## The exercise
Read through the records below and copy each line that uses the word "data".

* Begin *

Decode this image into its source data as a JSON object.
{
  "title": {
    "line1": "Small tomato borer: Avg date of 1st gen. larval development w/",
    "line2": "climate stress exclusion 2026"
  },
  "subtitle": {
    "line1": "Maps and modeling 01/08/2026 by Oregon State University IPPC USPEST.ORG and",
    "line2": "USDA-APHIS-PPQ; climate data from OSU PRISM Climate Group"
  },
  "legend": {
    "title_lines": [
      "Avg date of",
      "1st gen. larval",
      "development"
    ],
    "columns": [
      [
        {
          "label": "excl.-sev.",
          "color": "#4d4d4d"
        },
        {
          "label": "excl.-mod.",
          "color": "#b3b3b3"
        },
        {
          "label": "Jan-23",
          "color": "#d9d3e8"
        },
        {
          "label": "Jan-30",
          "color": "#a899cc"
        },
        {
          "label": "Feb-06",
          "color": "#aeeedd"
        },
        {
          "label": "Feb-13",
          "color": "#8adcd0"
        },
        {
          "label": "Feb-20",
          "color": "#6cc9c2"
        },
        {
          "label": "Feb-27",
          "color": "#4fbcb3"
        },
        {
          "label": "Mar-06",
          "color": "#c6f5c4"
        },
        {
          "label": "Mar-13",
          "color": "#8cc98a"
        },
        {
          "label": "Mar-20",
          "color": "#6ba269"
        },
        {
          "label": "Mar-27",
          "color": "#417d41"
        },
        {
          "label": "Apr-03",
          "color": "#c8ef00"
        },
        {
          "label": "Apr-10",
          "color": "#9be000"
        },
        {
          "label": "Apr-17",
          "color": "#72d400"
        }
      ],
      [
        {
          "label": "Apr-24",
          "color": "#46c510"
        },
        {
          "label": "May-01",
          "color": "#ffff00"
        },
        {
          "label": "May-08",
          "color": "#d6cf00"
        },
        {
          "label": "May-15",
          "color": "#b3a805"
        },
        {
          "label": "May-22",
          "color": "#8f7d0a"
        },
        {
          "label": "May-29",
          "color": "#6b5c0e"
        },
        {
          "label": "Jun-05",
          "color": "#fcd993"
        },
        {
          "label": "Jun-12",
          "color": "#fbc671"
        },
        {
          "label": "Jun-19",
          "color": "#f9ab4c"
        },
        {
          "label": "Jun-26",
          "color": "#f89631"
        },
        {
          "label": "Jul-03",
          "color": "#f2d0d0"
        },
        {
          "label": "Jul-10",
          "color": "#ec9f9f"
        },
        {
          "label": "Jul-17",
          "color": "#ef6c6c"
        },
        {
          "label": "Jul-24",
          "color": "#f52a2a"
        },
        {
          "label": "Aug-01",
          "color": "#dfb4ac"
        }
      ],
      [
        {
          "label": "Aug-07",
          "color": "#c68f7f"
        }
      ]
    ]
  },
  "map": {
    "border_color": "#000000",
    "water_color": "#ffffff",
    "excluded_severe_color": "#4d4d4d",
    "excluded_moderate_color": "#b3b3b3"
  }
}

* End *

## Written answer
Decode this image into its source data as a JSON object.
    "line2": "USDA-APHIS-PPQ; climate data from OSU PRISM Climate Group"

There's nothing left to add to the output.